*DATA SHOWN*.
════════════════

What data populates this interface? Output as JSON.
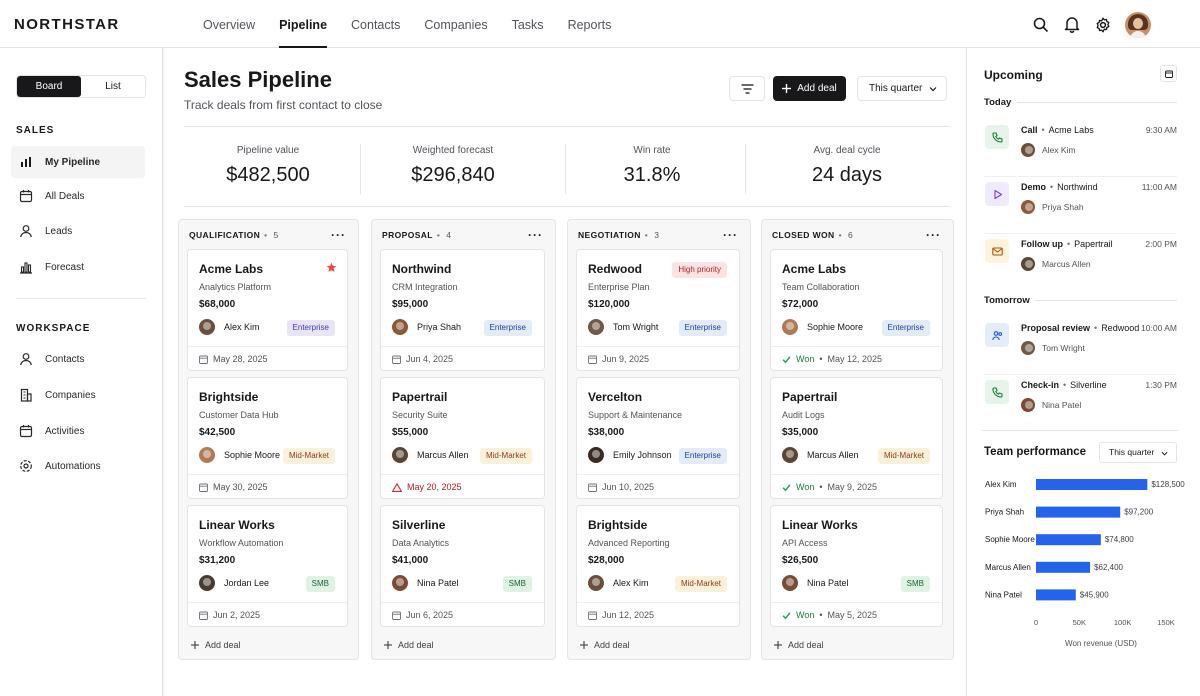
{
  "app": {
    "logo": "NORTHSTAR",
    "nav": [
      "Overview",
      "Pipeline",
      "Contacts",
      "Companies",
      "Tasks",
      "Reports"
    ],
    "active_nav": "Pipeline"
  },
  "sidebar": {
    "view_toggle": [
      "Board",
      "List"
    ],
    "sales_heading": "SALES",
    "sales_items": [
      "My Pipeline",
      "All Deals",
      "Leads",
      "Forecast"
    ],
    "workspace_heading": "WORKSPACE",
    "workspace_items": [
      "Contacts",
      "Companies",
      "Activities",
      "Automations"
    ]
  },
  "header": {
    "title": "Sales Pipeline",
    "subtitle": "Track deals from first contact to close",
    "add_deal_label": "Add deal",
    "period_label": "This quarter"
  },
  "kpis": [
    {
      "label": "Pipeline value",
      "value": "$482,500"
    },
    {
      "label": "Weighted forecast",
      "value": "$296,840"
    },
    {
      "label": "Win rate",
      "value": "31.8%"
    },
    {
      "label": "Avg. deal cycle",
      "value": "24 days"
    }
  ],
  "columns": [
    {
      "name": "QUALIFICATION",
      "count": "5",
      "cards": [
        {
          "title": "Acme Labs",
          "subtitle": "Analytics Platform",
          "value": "$68,000",
          "owner": "Alex Kim",
          "tier": "Enterprise",
          "date": "May 28, 2025",
          "starred": true
        },
        {
          "title": "Brightside",
          "subtitle": "Customer Data Hub",
          "value": "$42,500",
          "owner": "Sophie Moore",
          "tier": "Mid-Market",
          "date": "May 30, 2025"
        },
        {
          "title": "Linear Works",
          "subtitle": "Workflow Automation",
          "value": "$31,200",
          "owner": "Jordan Lee",
          "tier": "SMB",
          "date": "Jun 2, 2025"
        }
      ],
      "add_label": "Add deal"
    },
    {
      "name": "PROPOSAL",
      "count": "4",
      "cards": [
        {
          "title": "Northwind",
          "subtitle": "CRM Integration",
          "value": "$95,000",
          "owner": "Priya Shah",
          "tier": "Enterprise",
          "date": "Jun 4, 2025"
        },
        {
          "title": "Papertrail",
          "subtitle": "Security Suite",
          "value": "$55,000",
          "owner": "Marcus Allen",
          "tier": "Mid-Market",
          "date": "May 20, 2025",
          "overdue": true
        },
        {
          "title": "Silverline",
          "subtitle": "Data Analytics",
          "value": "$41,000",
          "owner": "Nina Patel",
          "tier": "SMB",
          "date": "Jun 6, 2025"
        }
      ],
      "add_label": "Add deal"
    },
    {
      "name": "NEGOTIATION",
      "count": "3",
      "cards": [
        {
          "title": "Redwood",
          "subtitle": "Enterprise Plan",
          "value": "$120,000",
          "owner": "Tom Wright",
          "tier": "Enterprise",
          "date": "Jun 9, 2025",
          "flag": "High priority"
        },
        {
          "title": "Vercelton",
          "subtitle": "Support & Maintenance",
          "value": "$38,000",
          "owner": "Emily Johnson",
          "tier": "Enterprise",
          "date": "Jun 10, 2025"
        },
        {
          "title": "Brightside",
          "subtitle": "Advanced Reporting",
          "value": "$28,000",
          "owner": "Alex Kim",
          "tier": "Mid-Market",
          "date": "Jun 12, 2025"
        }
      ],
      "add_label": "Add deal"
    },
    {
      "name": "CLOSED WON",
      "count": "6",
      "cards": [
        {
          "title": "Acme Labs",
          "subtitle": "Team Collaboration",
          "value": "$72,000",
          "owner": "Sophie Moore",
          "tier": "Enterprise",
          "won": "Won",
          "date": "May 12, 2025"
        },
        {
          "title": "Papertrail",
          "subtitle": "Audit Logs",
          "value": "$35,000",
          "owner": "Marcus Allen",
          "tier": "Mid-Market",
          "won": "Won",
          "date": "May 9, 2025"
        },
        {
          "title": "Linear Works",
          "subtitle": "API Access",
          "value": "$26,500",
          "owner": "Nina Patel",
          "tier": "SMB",
          "won": "Won",
          "date": "May 5, 2025"
        }
      ],
      "add_label": "Add deal"
    }
  ],
  "upcoming": {
    "title": "Upcoming",
    "today_label": "Today",
    "tomorrow_label": "Tomorrow",
    "today": [
      {
        "type": "Call",
        "company": "Acme Labs",
        "time": "9:30 AM",
        "person": "Alex Kim",
        "icon": "phone-icon"
      },
      {
        "type": "Demo",
        "company": "Northwind",
        "time": "11:00 AM",
        "person": "Priya Shah",
        "icon": "play-icon"
      },
      {
        "type": "Follow up",
        "company": "Papertrail",
        "time": "2:00 PM",
        "person": "Marcus Allen",
        "icon": "mail-icon"
      }
    ],
    "tomorrow": [
      {
        "type": "Proposal review",
        "company": "Redwood",
        "time": "10:00 AM",
        "person": "Tom Wright",
        "icon": "users-icon"
      },
      {
        "type": "Check-in",
        "company": "Silverline",
        "time": "1:30 PM",
        "person": "Nina Patel",
        "icon": "phone-icon"
      }
    ]
  },
  "team_performance": {
    "title": "Team performance",
    "period_label": "This quarter"
  },
  "chart_data": {
    "type": "bar",
    "orientation": "horizontal",
    "categories": [
      "Alex Kim",
      "Priya Shah",
      "Sophie Moore",
      "Marcus Allen",
      "Nina Patel"
    ],
    "values": [
      128500,
      97200,
      74800,
      62400,
      45900
    ],
    "value_labels": [
      "$128,500",
      "$97,200",
      "$74,800",
      "$62,400",
      "$45,900"
    ],
    "xlim": [
      0,
      150000
    ],
    "xticks": [
      "0",
      "50K",
      "100K",
      "150K"
    ],
    "xlabel": "Won revenue (USD)",
    "bar_color": "#2563eb",
    "grid": false
  },
  "colors": {
    "accent": "#18181b",
    "bar": "#2563eb",
    "star": "#ef4444"
  }
}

════════════════

*THE PROBLEM*.
Pick out all lines containing the string "icon".

*RESPONSE TO THIS EXERCISE*.
        "icon": "phone-icon"
        "icon": "play-icon"
        "icon": "mail-icon"
        "icon": "users-icon"
        "icon": "phone-icon"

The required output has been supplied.